▶ **QUESTIONS ON THE MATERIAL**:
**1.** Please output the passage of the InfoSum article from "A majority of" to "at $3 trillion." without any changes.
**2.** In one to three sentences, explain what Wetzel says in the InfoSum article brought about a number of new changes being implemented.

▶ **TEXT FOR ANALYSIS**:
--- START ---

A majority of data sits in private hands. Gartner predicts that by 2025, 50% of large organizations will adopt privacy-enhancing data computation techniques. Moreover, by 2025, 80% of data worldwide is expected to reside in enterprises, and the global data economy is pegged at $3 trillion.
Aligning with the trends, InfoSum, which launched in 2019, offers a data collaboration platform that uses “privacy-first technology” to connect customer records between companies without sharing any data. According to Wetzel, InfoSum can operate in real time and allows rapid querying for optimal results, accelerating processes that normally slow go-to-market.
“InfoSum has capitalized on an uncertain regulatory landscape and emerging consumer consciousness on data privacy to provide software to ensure that consumer data is handled safely,” Wetzel told VentureBeat via email. “Customers can establish partnerships for collaboration far quicker than the average industry standards, often creating new identity connectivity in 2 to 3 weeks.”
Preserving privacy
Nick Halstead founded InfoSum, which competes with Cape Security, Enveil, Opaque, TripleBlind, Duality Technologies, and others, in 2015 with a vision to connect the world’s data without ever sharing it. Some of the company’s earliest use cases started in data onboarding, data “clean room” solutions, and brands working directly with publishers, but InfoSum has since expanded to include internal use cases like connecting disparate databases within an enterprise and data co-ops like retail media networks.
According to Wetzel, over 60 financial services, retail, health care, gaming, and entertainment brands use InfoSum to connect internal data and better understand customers and plan customer experiences. The platform enables them to leverage data assets across multiple businesses for product and service development, creating what Wetzel calls “privacy-first ecosystems.”
“Since our last funding round, we’ve scaled in terms of customers, and with every new customer we start to see customers getting more active in sharing ways they are using the platform. We’ve seen a number of new changes implemented thanks to our customers opening up on how they’ve utilized InfoSum’s solutions,” Wetzel added. “Throughout the pandemic, InfoSum has seen a surge in business with revenue more than tripling, the employee base more than doubling, and an expansion into Central Europe and throughout North America.”
InfoSum has 80 employees currently and expects to have 140 by 2022 spread across its offices in the U.S., the U.K., and Germany.
In a statement, Halstead said, “InfoSum recognized early on the need for new technology in data privacy. Now as the market leader in data collaboration, this investment from Chrysalis allows us to accelerate the development of our unique infrastructure and expand its innovative capabilities into new arenas.”

--- END ---

▶ **GIVEN RECORDS**:
--- START ---

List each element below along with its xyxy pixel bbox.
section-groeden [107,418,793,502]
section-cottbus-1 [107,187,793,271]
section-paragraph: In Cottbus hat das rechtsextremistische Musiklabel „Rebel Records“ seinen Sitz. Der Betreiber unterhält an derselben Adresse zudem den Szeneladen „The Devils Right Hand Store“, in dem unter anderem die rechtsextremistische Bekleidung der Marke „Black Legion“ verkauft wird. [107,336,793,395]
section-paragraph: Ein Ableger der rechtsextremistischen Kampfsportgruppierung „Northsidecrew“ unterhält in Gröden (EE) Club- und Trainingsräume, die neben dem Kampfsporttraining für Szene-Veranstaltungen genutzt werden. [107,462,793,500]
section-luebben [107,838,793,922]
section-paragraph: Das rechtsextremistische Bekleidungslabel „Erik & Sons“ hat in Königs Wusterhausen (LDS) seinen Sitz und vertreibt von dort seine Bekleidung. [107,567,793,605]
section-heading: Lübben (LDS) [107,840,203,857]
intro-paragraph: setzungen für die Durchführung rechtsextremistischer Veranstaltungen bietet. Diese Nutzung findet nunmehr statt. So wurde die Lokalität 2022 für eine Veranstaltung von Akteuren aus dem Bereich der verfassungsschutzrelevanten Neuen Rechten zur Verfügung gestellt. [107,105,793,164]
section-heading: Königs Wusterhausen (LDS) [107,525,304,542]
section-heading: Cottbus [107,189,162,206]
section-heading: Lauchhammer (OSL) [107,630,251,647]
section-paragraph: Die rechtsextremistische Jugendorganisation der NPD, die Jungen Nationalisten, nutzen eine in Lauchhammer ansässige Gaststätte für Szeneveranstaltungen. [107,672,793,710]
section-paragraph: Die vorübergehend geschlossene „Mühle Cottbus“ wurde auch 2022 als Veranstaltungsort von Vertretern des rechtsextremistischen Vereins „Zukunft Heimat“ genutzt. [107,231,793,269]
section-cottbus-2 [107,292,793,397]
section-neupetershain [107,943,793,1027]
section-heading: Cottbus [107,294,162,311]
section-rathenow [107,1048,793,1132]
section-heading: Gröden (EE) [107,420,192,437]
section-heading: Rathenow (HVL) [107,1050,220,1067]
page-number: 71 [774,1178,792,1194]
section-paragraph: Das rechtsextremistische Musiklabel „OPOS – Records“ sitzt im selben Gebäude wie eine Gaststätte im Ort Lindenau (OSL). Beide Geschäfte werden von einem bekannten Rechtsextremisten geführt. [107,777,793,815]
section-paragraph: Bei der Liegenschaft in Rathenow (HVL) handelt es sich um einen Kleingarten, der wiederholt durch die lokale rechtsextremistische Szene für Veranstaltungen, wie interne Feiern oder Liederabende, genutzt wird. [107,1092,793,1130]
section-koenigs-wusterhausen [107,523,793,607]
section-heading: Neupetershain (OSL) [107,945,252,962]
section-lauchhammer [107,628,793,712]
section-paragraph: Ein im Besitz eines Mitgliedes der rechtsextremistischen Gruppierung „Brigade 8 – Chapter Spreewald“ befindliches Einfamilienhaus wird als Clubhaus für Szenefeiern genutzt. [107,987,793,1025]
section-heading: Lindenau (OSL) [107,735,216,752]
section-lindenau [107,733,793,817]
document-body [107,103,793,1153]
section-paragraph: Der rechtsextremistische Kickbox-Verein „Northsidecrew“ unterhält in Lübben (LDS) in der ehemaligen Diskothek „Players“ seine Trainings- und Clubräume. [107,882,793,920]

--- END ---

▶ **RESPONSES TO THE EXERCISE**:
**1.**
A majority of data sits in private hands. Gartner predicts that by 2025, 50% of large organizations will adopt privacy-enhancing data computation techniques. Moreover, by 2025, 80% of data worldwide is expected to reside in enterprises, and the global data economy is pegged at $3 trillion.

**2.** Wetzel credits the new changes to InfoSum's customers opening up about how they have used InfoSum's solutions. With each new customer, customers have grown more active in sharing the ways they use the platform.